Description of the task — Reproduce the entire listing word for word.

+++

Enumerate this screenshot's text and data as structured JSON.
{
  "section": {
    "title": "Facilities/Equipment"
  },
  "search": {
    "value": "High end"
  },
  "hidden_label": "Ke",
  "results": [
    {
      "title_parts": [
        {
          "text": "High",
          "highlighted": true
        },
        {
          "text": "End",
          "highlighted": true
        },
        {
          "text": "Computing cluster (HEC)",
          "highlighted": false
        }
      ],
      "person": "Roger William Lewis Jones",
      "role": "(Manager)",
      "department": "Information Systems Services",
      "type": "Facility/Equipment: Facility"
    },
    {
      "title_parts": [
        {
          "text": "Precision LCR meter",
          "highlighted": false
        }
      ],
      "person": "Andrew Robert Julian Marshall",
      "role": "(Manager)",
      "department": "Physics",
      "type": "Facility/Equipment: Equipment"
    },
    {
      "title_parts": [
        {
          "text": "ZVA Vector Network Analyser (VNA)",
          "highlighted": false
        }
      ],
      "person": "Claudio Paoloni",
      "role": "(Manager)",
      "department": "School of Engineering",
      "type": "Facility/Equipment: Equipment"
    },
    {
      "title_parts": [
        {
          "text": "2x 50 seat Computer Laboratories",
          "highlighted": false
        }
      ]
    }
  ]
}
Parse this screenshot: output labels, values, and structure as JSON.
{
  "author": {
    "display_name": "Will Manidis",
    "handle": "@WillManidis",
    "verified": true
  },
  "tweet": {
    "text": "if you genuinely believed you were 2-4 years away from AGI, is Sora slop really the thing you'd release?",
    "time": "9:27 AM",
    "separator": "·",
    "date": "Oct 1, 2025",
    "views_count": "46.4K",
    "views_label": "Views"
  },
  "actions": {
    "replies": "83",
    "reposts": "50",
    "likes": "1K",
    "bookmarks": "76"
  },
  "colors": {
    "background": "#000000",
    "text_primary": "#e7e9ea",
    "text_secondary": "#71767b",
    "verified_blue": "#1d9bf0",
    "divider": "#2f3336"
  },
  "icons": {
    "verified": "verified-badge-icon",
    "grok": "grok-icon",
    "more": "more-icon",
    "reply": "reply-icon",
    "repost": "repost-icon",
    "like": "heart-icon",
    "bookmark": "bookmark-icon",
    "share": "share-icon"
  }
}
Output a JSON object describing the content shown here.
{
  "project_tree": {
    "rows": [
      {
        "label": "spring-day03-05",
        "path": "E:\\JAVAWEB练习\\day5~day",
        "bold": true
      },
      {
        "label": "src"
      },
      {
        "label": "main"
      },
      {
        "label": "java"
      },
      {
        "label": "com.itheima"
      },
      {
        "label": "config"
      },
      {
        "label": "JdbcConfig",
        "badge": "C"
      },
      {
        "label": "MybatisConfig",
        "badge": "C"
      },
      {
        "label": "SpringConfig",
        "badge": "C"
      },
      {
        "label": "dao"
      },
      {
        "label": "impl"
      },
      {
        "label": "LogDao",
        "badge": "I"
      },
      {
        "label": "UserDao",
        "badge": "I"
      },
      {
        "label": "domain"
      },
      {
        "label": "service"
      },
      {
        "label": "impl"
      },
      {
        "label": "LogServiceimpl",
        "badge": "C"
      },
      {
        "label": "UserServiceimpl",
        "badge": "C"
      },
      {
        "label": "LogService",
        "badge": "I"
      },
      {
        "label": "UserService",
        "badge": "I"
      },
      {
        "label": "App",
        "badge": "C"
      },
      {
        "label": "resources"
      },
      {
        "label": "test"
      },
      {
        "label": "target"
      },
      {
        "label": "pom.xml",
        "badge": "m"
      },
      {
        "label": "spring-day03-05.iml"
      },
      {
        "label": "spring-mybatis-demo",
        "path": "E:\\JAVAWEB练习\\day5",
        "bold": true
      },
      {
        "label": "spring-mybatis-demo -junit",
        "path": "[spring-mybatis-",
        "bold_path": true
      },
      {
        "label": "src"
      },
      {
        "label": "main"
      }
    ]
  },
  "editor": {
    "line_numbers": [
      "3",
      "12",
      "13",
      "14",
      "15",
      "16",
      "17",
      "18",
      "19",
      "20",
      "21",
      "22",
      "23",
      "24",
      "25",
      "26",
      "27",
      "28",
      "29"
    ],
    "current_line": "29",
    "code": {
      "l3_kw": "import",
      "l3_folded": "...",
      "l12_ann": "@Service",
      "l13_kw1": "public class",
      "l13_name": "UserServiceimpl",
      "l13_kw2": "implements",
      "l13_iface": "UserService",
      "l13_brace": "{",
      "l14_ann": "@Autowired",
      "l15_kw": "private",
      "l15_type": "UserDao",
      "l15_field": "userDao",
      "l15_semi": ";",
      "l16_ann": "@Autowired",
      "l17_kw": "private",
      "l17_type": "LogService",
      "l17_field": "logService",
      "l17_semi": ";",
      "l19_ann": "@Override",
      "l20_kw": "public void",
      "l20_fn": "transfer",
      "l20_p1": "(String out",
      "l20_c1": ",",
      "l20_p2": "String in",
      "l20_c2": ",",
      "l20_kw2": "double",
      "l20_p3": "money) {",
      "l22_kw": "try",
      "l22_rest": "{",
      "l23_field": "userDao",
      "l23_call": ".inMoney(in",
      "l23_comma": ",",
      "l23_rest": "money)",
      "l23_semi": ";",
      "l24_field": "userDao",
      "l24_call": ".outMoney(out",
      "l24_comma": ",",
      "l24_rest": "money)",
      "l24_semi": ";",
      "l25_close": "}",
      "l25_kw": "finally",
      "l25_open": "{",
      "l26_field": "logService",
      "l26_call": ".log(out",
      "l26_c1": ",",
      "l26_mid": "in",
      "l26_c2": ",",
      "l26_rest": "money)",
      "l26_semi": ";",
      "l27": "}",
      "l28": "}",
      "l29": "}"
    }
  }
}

+++

Completed exercise —
Enumerate this screenshot's text and data as structured JSON.
{
  "section": {
    "title": "Facilities/Equipment"
  },
  "search": {
    "value": "High end"
  },
  "hidden_label": "Ke",
  "results": [
    {
      "title_parts": [
        {
          "text": "High",
          "highlighted": true
        },
        {
          "text": "End",
          "highlighted": true
        },
        {
          "text": "Computing cluster (HEC)",
          "highlighted": false
        }
      ],
      "person": "Roger William Lewis Jones",
      "role": "(Manager)",
      "department": "Information Systems Services",
      "type": "Facility/Equipment: Facility"
    },
    {
      "title_parts": [
        {
          "text": "Precision LCR meter",
          "highlighted": false
        }
      ],
      "person": "Andrew Robert Julian Marshall",
      "role": "(Manager)",
      "department": "Physics",
      "type": "Facility/Equipment: Equipment"
    },
    {
      "title_parts": [
        {
          "text": "ZVA Vector Network Analyser (VNA)",
          "highlighted": false
        }
      ],
      "person": "Claudio Paoloni",
      "role": "(Manager)",
      "department": "School of Engineering",
      "type": "Facility/Equipment: Equipment"
    },
    {
      "title_parts": [
        {
          "text": "2x 50 seat Computer Laboratories",
          "highlighted": false
        }
      ]
    }
  ]
}
Parse this screenshot: output labels, values, and structure as JSON.
{
  "author": {
    "display_name": "Will Manidis",
    "handle": "@WillManidis",
    "verified": true
  },
  "tweet": {
    "text": "if you genuinely believed you were 2-4 years away from AGI, is Sora slop really the thing you'd release?",
    "time": "9:27 AM",
    "separator": "·",
    "date": "Oct 1, 2025",
    "views_count": "46.4K",
    "views_label": "Views"
  },
  "actions": {
    "replies": "83",
    "reposts": "50",
    "likes": "1K",
    "bookmarks": "76"
  },
  "colors": {
    "background": "#000000",
    "text_primary": "#e7e9ea",
    "text_secondary": "#71767b",
    "verified_blue": "#1d9bf0",
    "divider": "#2f3336"
  },
  "icons": {
    "verified": "verified-badge-icon",
    "grok": "grok-icon",
    "more": "more-icon",
    "reply": "reply-icon",
    "repost": "repost-icon",
    "like": "heart-icon",
    "bookmark": "bookmark-icon",
    "share": "share-icon"
  }
}
Output a JSON object describing the content shown here.
{
  "project_tree": {
    "rows": [
      {
        "label": "spring-day03-05",
        "path": "E:\\JAVAWEB练习\\day5~day",
        "bold": true
      },
      {
        "label": "src"
      },
      {
        "label": "main"
      },
      {
        "label": "java"
      },
      {
        "label": "com.itheima"
      },
      {
        "label": "config"
      },
      {
        "label": "JdbcConfig",
        "badge": "C"
      },
      {
        "label": "MybatisConfig",
        "badge": "C"
      },
      {
        "label": "SpringConfig",
        "badge": "C"
      },
      {
        "label": "dao"
      },
      {
        "label": "impl"
      },
      {
        "label": "LogDao",
        "badge": "I"
      },
      {
        "label": "UserDao",
        "badge": "I"
      },
      {
        "label": "domain"
      },
      {
        "label": "service"
      },
      {
        "label": "impl"
      },
      {
        "label": "LogServiceimpl",
        "badge": "C"
      },
      {
        "label": "UserServiceimpl",
        "badge": "C"
      },
      {
        "label": "LogService",
        "badge": "I"
      },
      {
        "label": "UserService",
        "badge": "I"
      },
      {
        "label": "App",
        "badge": "C"
      },
      {
        "label": "resources"
      },
      {
        "label": "test"
      },
      {
        "label": "target"
      },
      {
        "label": "pom.xml",
        "badge": "m"
      },
      {
        "label": "spring-day03-05.iml"
      },
      {
        "label": "spring-mybatis-demo",
        "path": "E:\\JAVAWEB练习\\day5",
        "bold": true
      },
      {
        "label": "spring-mybatis-demo -junit",
        "path": "[spring-mybatis-",
        "bold_path": true
      },
      {
        "label": "src"
      },
      {
        "label": "main"
      }
    ]
  },
  "editor": {
    "line_numbers": [
      "3",
      "12",
      "13",
      "14",
      "15",
      "16",
      "17",
      "18",
      "19",
      "20",
      "21",
      "22",
      "23",
      "24",
      "25",
      "26",
      "27",
      "28",
      "29"
    ],
    "current_line": "29",
    "code": {
      "l3_kw": "import",
      "l3_folded": "...",
      "l12_ann": "@Service",
      "l13_kw1": "public class",
      "l13_name": "UserServiceimpl",
      "l13_kw2": "implements",
      "l13_iface": "UserService",
      "l13_brace": "{",
      "l14_ann": "@Autowired",
      "l15_kw": "private",
      "l15_type": "UserDao",
      "l15_field": "userDao",
      "l15_semi": ";",
      "l16_ann": "@Autowired",
      "l17_kw": "private",
      "l17_type": "LogService",
      "l17_field": "logService",
      "l17_semi": ";",
      "l19_ann": "@Override",
      "l20_kw": "public void",
      "l20_fn": "transfer",
      "l20_p1": "(String out",
      "l20_c1": ",",
      "l20_p2": "String in",
      "l20_c2": ",",
      "l20_kw2": "double",
      "l20_p3": "money) {",
      "l22_kw": "try",
      "l22_rest": "{",
      "l23_field": "userDao",
      "l23_call": ".inMoney(in",
      "l23_comma": ",",
      "l23_rest": "money)",
      "l23_semi": ";",
      "l24_field": "userDao",
      "l24_call": ".outMoney(out",
      "l24_comma": ",",
      "l24_rest": "money)",
      "l24_semi": ";",
      "l25_close": "}",
      "l25_kw": "finally",
      "l25_open": "{",
      "l26_field": "logService",
      "l26_call": ".log(out",
      "l26_c1": ",",
      "l26_mid": "in",
      "l26_c2": ",",
      "l26_rest": "money)",
      "l26_semi": ";",
      "l27": "}",
      "l28": "}",
      "l29": "}"
    }
  }
}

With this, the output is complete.